→ **Goal**
Only the number is needed: how many lines contain the word "plan"?

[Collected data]
----

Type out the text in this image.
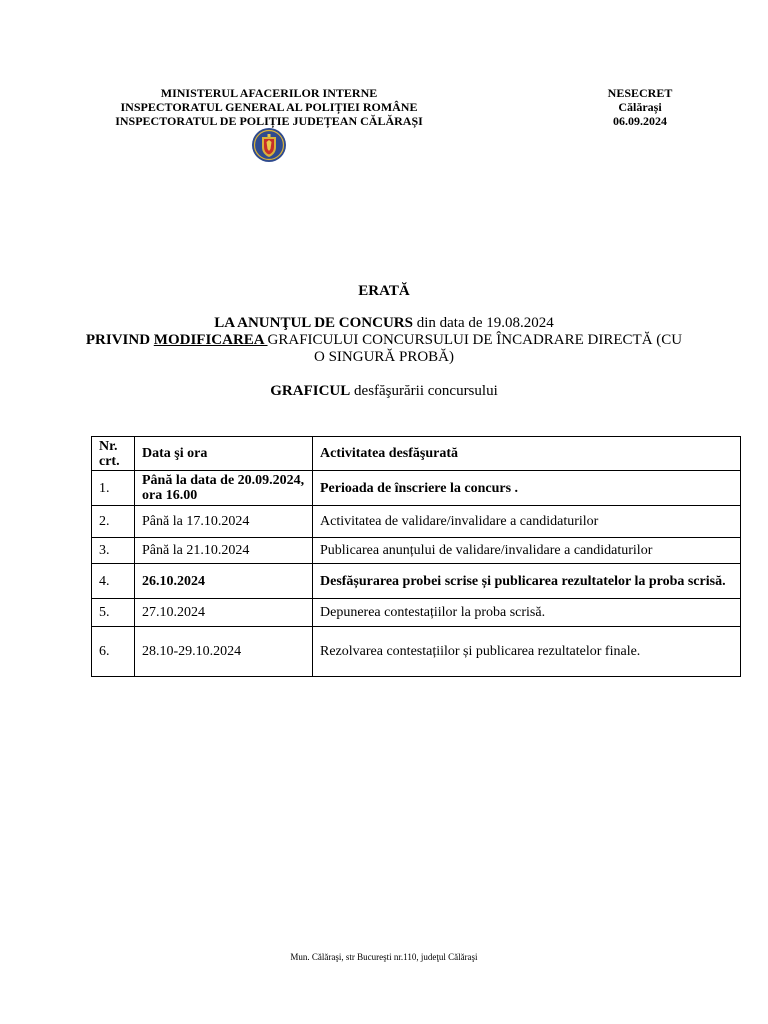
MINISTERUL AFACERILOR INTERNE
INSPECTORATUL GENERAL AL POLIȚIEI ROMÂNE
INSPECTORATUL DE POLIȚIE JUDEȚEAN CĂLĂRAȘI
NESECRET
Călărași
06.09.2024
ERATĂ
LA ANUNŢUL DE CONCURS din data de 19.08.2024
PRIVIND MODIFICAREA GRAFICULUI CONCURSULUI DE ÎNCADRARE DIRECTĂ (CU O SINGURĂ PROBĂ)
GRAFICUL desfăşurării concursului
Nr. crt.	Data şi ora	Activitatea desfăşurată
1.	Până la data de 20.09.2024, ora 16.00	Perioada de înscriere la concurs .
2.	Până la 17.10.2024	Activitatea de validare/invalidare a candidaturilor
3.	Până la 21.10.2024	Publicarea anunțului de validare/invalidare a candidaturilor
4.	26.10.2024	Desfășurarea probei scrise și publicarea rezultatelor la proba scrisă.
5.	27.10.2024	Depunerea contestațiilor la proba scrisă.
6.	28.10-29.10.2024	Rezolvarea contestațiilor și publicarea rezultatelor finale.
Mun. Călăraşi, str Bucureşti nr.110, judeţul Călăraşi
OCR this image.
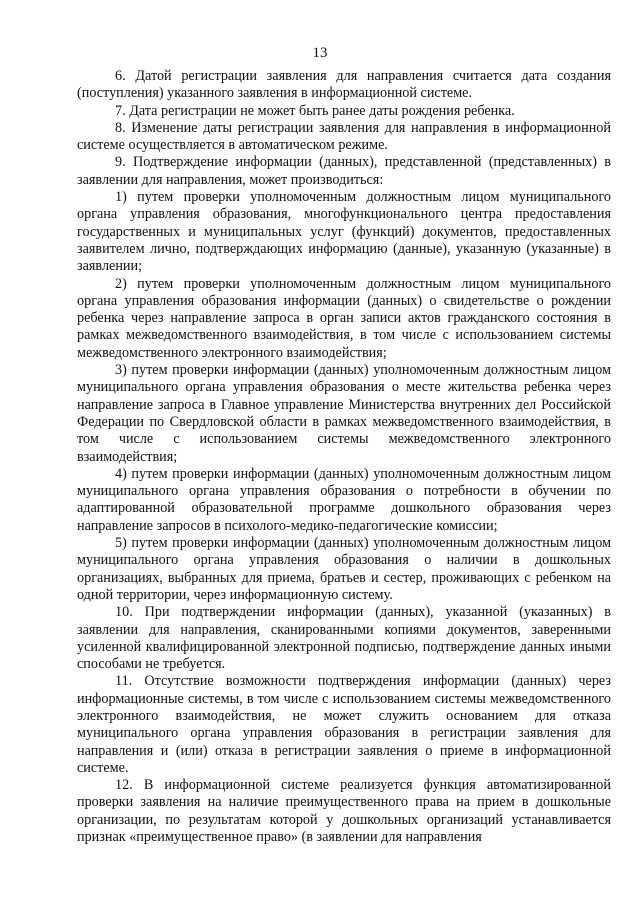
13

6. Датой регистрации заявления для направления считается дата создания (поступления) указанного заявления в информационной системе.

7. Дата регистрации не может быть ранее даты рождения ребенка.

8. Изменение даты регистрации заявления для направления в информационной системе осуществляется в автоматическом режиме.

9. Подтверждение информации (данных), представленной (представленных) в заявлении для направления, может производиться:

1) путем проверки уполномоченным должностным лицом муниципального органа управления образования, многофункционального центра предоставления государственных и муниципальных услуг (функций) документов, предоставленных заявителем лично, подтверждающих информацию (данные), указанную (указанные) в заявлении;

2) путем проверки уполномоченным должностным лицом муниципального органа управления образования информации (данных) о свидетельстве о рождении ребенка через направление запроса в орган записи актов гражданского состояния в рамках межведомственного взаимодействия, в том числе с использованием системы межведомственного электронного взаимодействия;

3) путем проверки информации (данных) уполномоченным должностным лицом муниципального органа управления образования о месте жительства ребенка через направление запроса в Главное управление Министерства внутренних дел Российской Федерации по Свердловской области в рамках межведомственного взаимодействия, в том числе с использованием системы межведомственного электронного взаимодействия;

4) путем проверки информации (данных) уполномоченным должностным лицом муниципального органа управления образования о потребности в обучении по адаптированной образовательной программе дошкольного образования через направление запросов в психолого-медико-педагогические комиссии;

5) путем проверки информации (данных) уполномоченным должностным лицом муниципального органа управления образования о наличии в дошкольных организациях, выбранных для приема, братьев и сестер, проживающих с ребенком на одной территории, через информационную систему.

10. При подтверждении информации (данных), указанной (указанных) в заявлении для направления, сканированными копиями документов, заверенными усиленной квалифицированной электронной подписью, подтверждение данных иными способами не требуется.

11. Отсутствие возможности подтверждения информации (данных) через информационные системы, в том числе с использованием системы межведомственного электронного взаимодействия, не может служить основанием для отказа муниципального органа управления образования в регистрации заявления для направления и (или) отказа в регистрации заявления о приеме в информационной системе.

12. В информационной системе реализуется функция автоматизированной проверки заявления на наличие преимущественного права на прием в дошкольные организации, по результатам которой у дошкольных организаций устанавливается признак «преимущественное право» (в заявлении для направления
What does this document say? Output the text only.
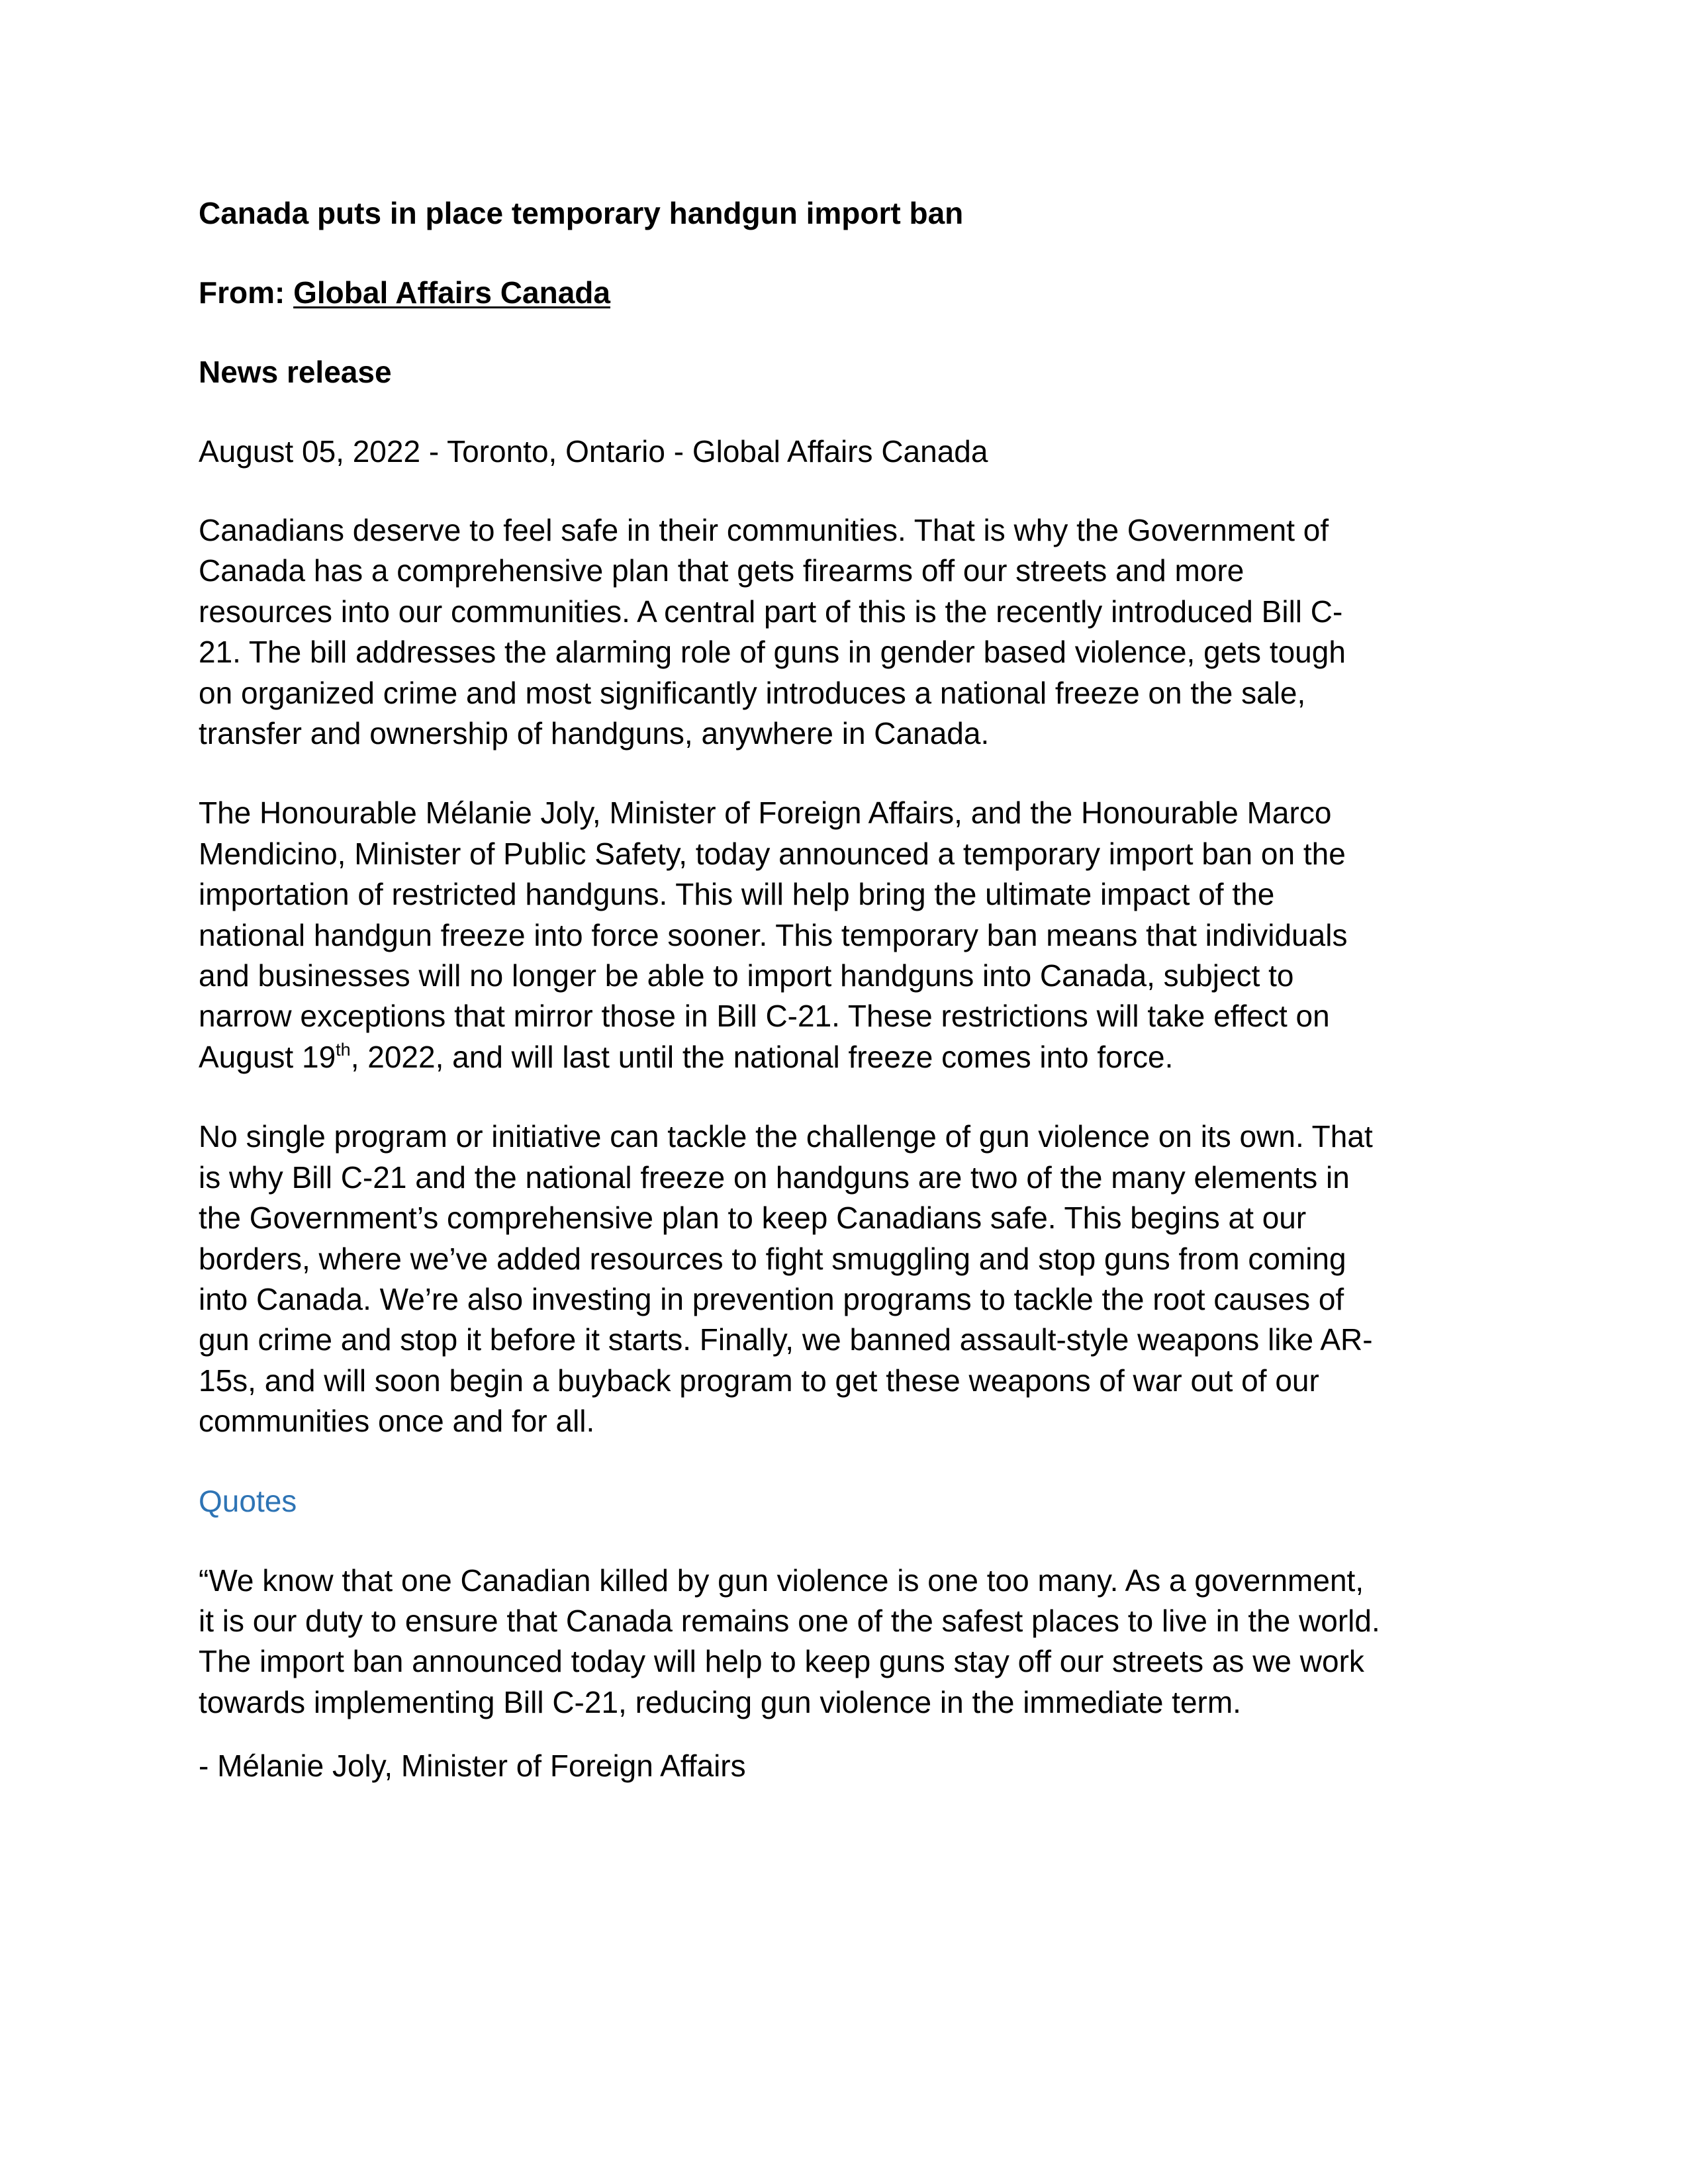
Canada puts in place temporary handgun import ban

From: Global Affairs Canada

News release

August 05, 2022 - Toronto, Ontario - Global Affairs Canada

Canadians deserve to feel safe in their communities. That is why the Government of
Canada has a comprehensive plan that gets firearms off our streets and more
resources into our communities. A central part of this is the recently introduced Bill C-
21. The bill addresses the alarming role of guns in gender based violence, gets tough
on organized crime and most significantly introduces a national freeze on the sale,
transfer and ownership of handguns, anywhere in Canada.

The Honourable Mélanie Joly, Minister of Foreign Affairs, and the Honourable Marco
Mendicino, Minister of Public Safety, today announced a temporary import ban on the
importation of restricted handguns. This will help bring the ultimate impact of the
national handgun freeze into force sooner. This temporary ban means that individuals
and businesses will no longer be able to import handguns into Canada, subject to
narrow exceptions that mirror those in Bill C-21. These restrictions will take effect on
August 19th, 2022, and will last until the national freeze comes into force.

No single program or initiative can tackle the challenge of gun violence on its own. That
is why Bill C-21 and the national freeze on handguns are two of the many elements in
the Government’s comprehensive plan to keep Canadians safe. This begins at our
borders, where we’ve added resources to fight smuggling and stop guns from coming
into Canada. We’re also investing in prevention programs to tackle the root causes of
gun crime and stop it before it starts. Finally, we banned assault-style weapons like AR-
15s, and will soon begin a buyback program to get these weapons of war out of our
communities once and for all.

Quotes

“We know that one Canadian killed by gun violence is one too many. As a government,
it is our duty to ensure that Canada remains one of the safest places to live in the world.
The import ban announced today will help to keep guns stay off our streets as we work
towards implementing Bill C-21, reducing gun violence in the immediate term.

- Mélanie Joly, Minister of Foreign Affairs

----

→ **Output for this task**
2